-- Exercise task --
Below is the data. Give it again, complete and exact.

==== Provided entries

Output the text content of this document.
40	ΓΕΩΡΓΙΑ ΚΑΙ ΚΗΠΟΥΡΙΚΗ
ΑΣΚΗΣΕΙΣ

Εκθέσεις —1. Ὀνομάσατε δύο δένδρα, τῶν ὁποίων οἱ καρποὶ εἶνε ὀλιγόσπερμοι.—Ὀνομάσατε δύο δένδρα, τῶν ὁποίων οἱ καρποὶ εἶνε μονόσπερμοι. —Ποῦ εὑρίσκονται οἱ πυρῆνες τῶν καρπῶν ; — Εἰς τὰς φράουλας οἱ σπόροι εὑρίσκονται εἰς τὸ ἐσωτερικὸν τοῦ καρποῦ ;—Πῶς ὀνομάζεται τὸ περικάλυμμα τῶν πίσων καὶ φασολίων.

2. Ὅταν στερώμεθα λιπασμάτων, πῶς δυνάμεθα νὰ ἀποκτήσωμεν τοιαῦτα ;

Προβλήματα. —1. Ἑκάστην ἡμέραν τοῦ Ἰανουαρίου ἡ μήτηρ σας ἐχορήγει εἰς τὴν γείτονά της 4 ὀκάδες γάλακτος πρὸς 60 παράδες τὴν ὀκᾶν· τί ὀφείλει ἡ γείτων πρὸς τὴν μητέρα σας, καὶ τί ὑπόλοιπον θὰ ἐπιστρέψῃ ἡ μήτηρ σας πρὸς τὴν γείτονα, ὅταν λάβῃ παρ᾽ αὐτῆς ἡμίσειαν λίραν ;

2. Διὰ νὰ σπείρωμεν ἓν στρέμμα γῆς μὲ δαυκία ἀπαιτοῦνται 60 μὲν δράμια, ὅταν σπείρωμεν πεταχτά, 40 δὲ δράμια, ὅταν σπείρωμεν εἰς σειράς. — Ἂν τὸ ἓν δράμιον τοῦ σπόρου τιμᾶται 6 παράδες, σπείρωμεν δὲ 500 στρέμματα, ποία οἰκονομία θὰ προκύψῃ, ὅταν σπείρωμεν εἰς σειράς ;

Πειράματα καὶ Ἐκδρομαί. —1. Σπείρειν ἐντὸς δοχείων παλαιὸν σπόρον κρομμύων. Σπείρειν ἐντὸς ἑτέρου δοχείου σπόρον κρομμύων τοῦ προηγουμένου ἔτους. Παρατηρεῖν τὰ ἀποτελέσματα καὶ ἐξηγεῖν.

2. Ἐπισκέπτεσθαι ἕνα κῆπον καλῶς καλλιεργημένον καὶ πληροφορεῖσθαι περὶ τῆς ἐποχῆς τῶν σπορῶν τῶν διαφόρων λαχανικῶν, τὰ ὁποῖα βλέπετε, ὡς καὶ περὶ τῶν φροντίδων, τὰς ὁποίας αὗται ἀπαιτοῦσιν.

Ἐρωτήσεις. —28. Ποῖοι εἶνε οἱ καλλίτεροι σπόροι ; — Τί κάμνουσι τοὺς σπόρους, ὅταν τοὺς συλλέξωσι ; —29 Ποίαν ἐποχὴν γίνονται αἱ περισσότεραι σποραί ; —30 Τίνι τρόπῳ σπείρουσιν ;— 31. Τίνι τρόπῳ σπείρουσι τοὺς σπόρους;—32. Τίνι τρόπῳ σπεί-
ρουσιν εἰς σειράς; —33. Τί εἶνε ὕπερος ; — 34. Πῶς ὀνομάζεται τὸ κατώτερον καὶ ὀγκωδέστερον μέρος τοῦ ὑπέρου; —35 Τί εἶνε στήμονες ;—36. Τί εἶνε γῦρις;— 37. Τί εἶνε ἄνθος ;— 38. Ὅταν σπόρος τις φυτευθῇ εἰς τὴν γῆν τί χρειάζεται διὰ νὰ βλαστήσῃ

========

-- Task response --
Output the text content of this document.
40	ΓΕΩΡΓΙΑ ΚΑΙ ΚΗΠΟΥΡΙΚΗ
ΑΣΚΗΣΕΙΣ

Εκθέσεις —1. Ὀνομάσατε δύο δένδρα, τῶν ὁποίων οἱ καρποὶ εἶνε ὀλιγόσπερμοι.—Ὀνομάσατε δύο δένδρα, τῶν ὁποίων οἱ καρποὶ εἶνε μονόσπερμοι. —Ποῦ εὑρίσκονται οἱ πυρῆνες τῶν καρπῶν ; — Εἰς τὰς φράουλας οἱ σπόροι εὑρίσκονται εἰς τὸ ἐσωτερικὸν τοῦ καρποῦ ;—Πῶς ὀνομάζεται τὸ περικάλυμμα τῶν πίσων καὶ φασολίων.

2. Ὅταν στερώμεθα λιπασμάτων, πῶς δυνάμεθα νὰ ἀποκτήσωμεν τοιαῦτα ;

Προβλήματα. —1. Ἑκάστην ἡμέραν τοῦ Ἰανουαρίου ἡ μήτηρ σας ἐχορήγει εἰς τὴν γείτονά της 4 ὀκάδες γάλακτος πρὸς 60 παράδες τὴν ὀκᾶν· τί ὀφείλει ἡ γείτων πρὸς τὴν μητέρα σας, καὶ τί ὑπόλοιπον θὰ ἐπιστρέψῃ ἡ μήτηρ σας πρὸς τὴν γείτονα, ὅταν λάβῃ παρ᾽ αὐτῆς ἡμίσειαν λίραν ;

2. Διὰ νὰ σπείρωμεν ἓν στρέμμα γῆς μὲ δαυκία ἀπαιτοῦνται 60 μὲν δράμια, ὅταν σπείρωμεν πεταχτά, 40 δὲ δράμια, ὅταν σπείρωμεν εἰς σειράς. — Ἂν τὸ ἓν δράμιον τοῦ σπόρου τιμᾶται 6 παράδες, σπείρωμεν δὲ 500 στρέμματα, ποία οἰκονομία θὰ προκύψῃ, ὅταν σπείρωμεν εἰς σειράς ;

Πειράματα καὶ Ἐκδρομαί. —1. Σπείρειν ἐντὸς δοχείων παλαιὸν σπόρον κρομμύων. Σπείρειν ἐντὸς ἑτέρου δοχείου σπόρον κρομμύων τοῦ προηγουμένου ἔτους. Παρατηρεῖν τὰ ἀποτελέσματα καὶ ἐξηγεῖν.

2. Ἐπισκέπτεσθαι ἕνα κῆπον καλῶς καλλιεργημένον καὶ πληροφορεῖσθαι περὶ τῆς ἐποχῆς τῶν σπορῶν τῶν διαφόρων λαχανικῶν, τὰ ὁποῖα βλέπετε, ὡς καὶ περὶ τῶν φροντίδων, τὰς ὁποίας αὗται ἀπαιτοῦσιν.

Ἐρωτήσεις. —28. Ποῖοι εἶνε οἱ καλλίτεροι σπόροι ; — Τί κάμνουσι τοὺς σπόρους, ὅταν τοὺς συλλέξωσι ; —29 Ποίαν ἐποχὴν γίνονται αἱ περισσότεραι σποραί ; —30 Τίνι τρόπῳ σπείρουσιν ;— 31. Τίνι τρόπῳ σπείρουσι τοὺς σπόρους;—32. Τίνι τρόπῳ σπεί-
ρουσιν εἰς σειράς; —33. Τί εἶνε ὕπερος ; — 34. Πῶς ὀνομάζεται τὸ κατώτερον καὶ ὀγκωδέστερον μέρος τοῦ ὑπέρου; —35 Τί εἶνε στήμονες ;—36. Τί εἶνε γῦρις;— 37. Τί εἶνε ἄνθος ;— 38. Ὅταν σπόρος τις φυτευθῇ εἰς τὴν γῆν τί χρειάζεται διὰ νὰ βλαστήσῃ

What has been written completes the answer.